Comb through the entries for "JSON" and pull out each line that holds it.

──────── Source material

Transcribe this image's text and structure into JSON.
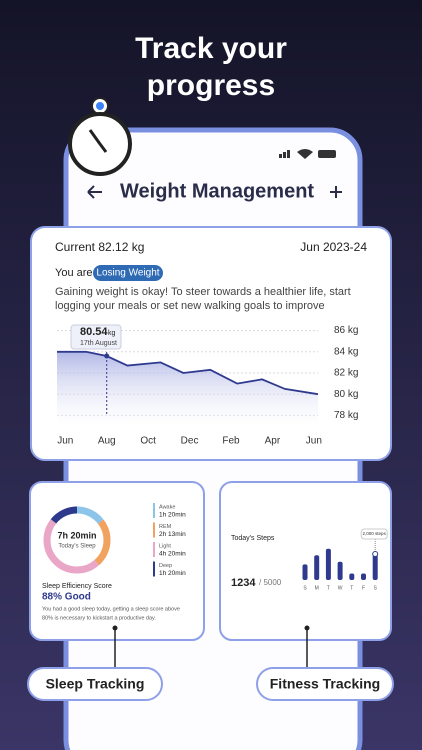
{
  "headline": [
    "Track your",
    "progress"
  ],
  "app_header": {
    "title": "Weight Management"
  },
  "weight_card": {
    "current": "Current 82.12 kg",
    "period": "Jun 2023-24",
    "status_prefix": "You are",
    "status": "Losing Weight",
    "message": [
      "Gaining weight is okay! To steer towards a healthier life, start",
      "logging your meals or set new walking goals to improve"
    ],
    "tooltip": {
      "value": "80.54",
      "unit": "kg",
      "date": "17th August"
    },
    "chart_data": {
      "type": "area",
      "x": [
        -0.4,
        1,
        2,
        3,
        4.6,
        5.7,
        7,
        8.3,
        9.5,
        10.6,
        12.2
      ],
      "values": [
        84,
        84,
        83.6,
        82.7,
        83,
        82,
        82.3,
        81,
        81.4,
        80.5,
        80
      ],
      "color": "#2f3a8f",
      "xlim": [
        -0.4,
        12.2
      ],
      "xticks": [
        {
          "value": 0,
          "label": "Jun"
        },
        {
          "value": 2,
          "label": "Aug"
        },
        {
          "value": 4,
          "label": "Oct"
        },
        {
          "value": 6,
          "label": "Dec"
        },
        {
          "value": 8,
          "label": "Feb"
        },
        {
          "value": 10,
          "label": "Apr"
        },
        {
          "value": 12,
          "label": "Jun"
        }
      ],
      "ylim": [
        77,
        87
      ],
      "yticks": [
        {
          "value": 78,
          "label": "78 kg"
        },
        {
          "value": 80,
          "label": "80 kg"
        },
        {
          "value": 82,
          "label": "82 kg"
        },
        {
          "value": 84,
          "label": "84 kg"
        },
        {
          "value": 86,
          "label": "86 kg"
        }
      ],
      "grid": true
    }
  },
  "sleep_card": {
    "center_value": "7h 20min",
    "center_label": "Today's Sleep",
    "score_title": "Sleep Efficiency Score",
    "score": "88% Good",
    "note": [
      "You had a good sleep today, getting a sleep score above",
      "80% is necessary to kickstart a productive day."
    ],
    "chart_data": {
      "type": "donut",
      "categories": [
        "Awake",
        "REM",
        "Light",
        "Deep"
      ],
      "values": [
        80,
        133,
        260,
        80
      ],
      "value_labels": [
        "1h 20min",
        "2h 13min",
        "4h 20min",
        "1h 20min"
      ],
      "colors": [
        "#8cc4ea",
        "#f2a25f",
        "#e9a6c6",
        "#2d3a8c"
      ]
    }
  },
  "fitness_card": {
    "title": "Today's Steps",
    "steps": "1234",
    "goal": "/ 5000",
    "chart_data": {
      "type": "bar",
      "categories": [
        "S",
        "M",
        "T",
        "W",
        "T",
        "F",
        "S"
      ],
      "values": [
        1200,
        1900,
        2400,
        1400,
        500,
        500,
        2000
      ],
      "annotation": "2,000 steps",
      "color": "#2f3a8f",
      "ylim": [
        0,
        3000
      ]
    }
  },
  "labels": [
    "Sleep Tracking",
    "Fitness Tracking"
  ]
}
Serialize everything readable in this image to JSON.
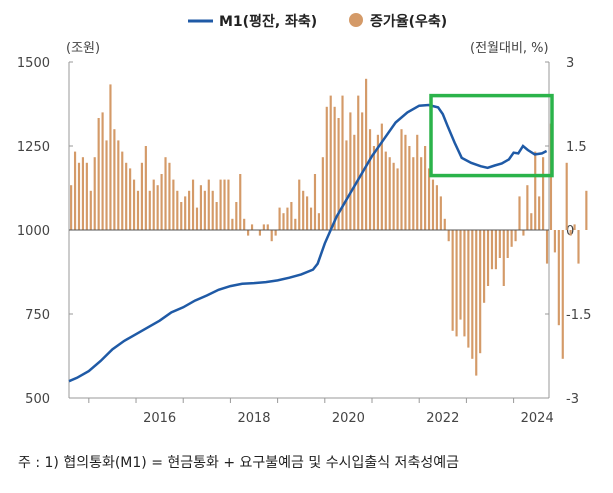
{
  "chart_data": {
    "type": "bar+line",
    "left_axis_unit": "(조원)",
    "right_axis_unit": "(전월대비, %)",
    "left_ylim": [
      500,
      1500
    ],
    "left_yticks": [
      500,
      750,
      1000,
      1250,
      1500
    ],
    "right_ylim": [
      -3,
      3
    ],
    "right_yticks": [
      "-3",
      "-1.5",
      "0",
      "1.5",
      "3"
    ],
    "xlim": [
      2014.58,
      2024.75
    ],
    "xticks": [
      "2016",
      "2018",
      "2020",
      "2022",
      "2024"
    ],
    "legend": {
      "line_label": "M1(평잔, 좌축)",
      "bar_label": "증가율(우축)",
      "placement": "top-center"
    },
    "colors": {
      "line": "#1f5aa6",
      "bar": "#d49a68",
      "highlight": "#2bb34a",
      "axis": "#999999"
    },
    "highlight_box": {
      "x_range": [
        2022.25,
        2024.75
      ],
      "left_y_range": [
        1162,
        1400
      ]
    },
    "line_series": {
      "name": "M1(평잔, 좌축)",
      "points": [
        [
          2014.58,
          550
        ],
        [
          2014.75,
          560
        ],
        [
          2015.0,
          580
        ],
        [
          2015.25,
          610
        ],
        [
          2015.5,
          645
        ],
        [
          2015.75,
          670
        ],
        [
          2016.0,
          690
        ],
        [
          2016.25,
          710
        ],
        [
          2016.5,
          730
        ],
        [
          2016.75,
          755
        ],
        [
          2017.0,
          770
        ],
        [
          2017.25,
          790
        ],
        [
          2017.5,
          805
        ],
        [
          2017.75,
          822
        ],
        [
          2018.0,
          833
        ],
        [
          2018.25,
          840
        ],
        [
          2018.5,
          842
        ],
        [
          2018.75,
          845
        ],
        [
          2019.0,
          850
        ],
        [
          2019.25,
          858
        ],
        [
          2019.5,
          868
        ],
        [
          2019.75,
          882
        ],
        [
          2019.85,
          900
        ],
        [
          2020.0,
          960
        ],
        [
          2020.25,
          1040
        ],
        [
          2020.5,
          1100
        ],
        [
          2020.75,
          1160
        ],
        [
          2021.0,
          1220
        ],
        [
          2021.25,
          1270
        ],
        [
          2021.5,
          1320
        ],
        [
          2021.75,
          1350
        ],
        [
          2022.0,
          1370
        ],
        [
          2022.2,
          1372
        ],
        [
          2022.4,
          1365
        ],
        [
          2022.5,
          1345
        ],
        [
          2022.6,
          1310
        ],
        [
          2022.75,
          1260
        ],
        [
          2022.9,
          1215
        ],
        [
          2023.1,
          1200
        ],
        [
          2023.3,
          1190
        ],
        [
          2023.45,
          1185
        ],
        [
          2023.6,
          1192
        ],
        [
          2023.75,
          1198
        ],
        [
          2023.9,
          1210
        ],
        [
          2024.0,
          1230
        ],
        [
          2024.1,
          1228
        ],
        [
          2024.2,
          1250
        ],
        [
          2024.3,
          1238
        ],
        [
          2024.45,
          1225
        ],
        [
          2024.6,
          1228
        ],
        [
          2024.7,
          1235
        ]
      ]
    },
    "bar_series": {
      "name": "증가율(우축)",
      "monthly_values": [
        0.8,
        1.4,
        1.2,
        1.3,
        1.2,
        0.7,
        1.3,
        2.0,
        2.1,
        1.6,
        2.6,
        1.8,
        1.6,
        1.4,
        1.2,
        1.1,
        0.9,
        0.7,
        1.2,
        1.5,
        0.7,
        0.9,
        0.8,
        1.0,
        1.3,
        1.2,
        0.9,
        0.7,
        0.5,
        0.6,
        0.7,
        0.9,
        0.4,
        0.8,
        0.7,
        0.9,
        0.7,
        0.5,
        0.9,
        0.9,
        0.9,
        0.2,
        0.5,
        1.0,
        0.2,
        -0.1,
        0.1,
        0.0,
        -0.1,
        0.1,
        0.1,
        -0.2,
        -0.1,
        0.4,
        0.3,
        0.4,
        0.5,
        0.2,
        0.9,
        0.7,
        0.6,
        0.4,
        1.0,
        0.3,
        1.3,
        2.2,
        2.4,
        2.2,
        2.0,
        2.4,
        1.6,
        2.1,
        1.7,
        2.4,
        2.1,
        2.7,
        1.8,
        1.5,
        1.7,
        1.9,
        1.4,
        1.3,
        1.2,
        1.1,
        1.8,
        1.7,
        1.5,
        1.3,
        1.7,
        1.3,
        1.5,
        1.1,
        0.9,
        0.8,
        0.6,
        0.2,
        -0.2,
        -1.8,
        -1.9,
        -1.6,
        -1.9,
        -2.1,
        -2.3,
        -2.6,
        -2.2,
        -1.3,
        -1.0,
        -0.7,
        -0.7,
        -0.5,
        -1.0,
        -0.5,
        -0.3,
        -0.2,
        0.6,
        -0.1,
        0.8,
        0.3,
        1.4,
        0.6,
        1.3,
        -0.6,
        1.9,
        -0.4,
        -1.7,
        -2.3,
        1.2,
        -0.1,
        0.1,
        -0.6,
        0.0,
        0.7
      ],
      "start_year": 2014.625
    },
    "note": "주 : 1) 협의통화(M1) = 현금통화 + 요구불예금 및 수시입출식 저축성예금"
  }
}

────────────────

Answer to this problem →
Transcribe this image's text and structure into JSON.
Serialize everything readable in this image to JSON.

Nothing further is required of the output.